Directions for this task
Find each line containing the string "blank" and return it.

Materials provided

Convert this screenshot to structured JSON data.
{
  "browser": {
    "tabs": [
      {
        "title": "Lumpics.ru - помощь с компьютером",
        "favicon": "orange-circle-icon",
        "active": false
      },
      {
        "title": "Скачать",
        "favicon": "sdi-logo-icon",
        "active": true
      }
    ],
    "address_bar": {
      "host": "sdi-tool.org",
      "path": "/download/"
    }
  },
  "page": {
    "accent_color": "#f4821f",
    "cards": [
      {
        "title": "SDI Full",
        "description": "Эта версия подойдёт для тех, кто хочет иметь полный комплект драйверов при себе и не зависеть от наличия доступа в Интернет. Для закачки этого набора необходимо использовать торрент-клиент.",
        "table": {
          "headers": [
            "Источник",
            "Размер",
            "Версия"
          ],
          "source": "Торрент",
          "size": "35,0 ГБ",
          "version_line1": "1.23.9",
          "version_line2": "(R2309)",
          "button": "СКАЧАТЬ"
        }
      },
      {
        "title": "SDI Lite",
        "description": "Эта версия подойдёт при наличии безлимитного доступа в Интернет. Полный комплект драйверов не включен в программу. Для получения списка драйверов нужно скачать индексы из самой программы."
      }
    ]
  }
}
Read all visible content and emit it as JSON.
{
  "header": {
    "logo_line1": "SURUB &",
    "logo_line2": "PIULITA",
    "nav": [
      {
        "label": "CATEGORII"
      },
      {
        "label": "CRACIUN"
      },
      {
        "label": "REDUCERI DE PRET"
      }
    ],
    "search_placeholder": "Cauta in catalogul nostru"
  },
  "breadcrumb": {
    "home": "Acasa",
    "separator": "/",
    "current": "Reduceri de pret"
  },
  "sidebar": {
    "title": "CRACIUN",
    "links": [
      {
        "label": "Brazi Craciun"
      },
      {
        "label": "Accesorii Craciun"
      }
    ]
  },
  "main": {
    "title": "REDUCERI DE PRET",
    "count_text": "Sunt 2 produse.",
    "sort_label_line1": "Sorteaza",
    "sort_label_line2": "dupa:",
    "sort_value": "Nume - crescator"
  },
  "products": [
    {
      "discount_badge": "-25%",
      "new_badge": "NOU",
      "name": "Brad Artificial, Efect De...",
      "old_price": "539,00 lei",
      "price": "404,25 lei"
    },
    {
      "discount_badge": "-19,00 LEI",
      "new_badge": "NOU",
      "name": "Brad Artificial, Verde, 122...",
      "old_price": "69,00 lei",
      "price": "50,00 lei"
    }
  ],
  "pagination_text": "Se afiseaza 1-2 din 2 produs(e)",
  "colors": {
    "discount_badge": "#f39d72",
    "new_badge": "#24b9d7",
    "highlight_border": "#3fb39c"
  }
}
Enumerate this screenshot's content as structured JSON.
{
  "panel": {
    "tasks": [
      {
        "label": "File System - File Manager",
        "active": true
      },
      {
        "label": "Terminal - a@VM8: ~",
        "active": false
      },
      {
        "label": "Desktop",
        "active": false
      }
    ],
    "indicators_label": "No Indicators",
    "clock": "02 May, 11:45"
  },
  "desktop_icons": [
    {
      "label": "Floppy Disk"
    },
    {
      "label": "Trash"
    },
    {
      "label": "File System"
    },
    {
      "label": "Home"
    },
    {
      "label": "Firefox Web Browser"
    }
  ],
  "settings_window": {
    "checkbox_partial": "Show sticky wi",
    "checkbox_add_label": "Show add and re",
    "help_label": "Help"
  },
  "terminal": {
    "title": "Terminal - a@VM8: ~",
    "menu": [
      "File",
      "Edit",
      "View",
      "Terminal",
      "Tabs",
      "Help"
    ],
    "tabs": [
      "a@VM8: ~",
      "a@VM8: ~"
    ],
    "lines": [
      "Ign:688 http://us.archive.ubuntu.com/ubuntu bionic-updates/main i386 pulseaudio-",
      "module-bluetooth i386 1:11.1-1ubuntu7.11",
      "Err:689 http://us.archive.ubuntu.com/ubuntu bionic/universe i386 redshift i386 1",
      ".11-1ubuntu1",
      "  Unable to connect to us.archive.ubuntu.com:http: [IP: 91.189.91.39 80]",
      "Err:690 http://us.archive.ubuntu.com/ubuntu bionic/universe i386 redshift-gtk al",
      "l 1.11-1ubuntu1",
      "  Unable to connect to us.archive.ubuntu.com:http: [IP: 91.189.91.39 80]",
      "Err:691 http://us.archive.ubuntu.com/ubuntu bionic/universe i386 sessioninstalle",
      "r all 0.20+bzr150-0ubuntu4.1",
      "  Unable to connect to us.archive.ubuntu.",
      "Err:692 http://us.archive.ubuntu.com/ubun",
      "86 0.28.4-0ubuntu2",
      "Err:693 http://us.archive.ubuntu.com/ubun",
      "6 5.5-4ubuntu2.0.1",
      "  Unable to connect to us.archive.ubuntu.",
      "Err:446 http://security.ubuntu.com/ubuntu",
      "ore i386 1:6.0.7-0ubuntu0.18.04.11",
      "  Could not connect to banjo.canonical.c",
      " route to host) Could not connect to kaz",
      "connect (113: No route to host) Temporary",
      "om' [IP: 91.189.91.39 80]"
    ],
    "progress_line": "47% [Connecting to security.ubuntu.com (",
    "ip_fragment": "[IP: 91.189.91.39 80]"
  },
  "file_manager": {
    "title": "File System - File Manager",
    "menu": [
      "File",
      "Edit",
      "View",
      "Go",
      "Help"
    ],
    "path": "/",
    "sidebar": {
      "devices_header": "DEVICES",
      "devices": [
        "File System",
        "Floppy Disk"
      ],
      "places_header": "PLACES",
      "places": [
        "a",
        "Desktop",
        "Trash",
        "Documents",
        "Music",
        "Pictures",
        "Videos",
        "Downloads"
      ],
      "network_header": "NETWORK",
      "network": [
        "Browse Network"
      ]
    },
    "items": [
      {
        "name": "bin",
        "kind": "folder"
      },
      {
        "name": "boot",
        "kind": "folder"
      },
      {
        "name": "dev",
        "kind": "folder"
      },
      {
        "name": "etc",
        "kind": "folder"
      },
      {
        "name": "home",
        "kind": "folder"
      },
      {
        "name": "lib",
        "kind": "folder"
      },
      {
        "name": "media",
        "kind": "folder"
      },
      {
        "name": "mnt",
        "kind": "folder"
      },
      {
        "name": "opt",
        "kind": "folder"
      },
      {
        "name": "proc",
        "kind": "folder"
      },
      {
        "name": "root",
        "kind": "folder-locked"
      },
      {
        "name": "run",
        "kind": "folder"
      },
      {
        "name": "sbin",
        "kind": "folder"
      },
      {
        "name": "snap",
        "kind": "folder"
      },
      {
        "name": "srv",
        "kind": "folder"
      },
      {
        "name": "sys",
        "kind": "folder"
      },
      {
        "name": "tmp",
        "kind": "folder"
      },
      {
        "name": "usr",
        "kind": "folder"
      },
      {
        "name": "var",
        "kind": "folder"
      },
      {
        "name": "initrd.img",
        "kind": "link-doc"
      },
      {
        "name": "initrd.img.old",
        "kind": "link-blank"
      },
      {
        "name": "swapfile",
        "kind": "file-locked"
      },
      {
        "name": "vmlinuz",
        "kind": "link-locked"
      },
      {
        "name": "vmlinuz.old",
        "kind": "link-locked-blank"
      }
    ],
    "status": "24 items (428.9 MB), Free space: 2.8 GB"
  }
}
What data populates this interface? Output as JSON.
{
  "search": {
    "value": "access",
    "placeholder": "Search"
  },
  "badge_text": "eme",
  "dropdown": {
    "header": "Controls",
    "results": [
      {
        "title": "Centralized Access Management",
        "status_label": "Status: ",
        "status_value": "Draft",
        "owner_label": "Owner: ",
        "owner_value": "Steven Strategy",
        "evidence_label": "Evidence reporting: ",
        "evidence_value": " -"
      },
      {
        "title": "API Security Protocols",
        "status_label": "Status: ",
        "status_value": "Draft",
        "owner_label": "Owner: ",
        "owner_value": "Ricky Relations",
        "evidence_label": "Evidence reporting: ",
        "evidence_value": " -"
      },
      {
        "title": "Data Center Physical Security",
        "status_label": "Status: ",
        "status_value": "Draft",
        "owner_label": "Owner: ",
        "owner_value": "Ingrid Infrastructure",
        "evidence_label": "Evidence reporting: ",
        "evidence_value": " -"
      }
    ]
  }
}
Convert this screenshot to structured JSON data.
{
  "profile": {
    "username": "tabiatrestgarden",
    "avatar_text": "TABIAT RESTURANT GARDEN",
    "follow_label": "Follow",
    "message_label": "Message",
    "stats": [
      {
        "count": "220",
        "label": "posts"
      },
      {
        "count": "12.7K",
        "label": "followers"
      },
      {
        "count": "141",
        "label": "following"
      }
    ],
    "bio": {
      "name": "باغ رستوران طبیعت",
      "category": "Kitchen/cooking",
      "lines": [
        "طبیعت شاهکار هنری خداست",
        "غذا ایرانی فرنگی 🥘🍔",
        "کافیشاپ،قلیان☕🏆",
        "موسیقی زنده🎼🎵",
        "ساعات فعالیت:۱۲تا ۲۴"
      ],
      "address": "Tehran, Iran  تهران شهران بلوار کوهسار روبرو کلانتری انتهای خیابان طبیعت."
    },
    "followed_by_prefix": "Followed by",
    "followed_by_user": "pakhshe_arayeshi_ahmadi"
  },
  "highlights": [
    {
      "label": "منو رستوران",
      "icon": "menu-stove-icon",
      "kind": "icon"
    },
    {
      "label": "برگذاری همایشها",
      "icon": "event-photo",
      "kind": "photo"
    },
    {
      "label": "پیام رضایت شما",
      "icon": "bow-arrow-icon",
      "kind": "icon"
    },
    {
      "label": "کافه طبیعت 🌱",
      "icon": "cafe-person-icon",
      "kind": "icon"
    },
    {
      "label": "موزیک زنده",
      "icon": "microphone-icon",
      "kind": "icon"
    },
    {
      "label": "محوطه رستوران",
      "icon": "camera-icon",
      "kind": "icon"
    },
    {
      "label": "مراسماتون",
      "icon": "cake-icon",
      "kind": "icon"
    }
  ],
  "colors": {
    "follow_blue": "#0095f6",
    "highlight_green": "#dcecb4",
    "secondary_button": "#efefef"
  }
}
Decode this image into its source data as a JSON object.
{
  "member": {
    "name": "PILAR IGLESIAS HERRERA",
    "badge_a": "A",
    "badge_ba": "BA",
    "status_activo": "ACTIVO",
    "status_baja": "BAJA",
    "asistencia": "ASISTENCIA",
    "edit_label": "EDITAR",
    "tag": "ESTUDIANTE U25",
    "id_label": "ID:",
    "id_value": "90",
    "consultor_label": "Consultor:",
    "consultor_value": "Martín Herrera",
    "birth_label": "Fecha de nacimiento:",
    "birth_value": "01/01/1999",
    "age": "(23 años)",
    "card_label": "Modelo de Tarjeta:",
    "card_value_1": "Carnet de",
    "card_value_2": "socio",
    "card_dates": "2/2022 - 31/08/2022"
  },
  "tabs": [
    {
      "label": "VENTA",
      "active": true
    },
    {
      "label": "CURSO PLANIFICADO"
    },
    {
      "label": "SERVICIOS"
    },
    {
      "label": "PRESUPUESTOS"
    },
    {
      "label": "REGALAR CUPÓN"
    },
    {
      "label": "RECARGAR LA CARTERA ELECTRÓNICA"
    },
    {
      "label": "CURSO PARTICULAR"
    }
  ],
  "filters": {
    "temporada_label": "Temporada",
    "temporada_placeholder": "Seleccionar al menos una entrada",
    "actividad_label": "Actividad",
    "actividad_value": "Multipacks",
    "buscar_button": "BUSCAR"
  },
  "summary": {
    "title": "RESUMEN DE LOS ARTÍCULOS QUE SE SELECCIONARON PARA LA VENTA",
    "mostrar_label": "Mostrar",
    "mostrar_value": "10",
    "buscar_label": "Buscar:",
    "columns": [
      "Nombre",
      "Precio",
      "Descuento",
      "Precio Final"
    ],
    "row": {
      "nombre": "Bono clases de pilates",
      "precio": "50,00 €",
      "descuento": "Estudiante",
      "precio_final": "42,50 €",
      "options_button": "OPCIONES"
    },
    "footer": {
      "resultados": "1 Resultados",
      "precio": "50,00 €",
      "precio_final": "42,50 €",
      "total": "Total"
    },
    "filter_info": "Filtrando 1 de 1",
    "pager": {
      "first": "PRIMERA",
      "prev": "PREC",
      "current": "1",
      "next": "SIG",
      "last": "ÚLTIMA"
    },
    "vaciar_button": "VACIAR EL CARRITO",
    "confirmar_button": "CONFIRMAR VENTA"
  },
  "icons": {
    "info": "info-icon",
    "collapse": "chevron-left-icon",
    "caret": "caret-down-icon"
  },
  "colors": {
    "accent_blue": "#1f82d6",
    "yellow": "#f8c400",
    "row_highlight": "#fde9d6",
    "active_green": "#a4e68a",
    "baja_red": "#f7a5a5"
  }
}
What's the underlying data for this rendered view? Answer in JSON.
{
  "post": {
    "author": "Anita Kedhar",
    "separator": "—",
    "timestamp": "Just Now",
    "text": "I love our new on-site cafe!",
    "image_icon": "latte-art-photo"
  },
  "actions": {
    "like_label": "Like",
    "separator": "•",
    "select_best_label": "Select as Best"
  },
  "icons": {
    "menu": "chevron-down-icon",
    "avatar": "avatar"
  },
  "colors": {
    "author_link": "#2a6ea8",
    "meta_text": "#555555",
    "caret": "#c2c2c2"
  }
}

Solution for this exercise
        "kind": "link-blank"
        "kind": "link-locked-blank"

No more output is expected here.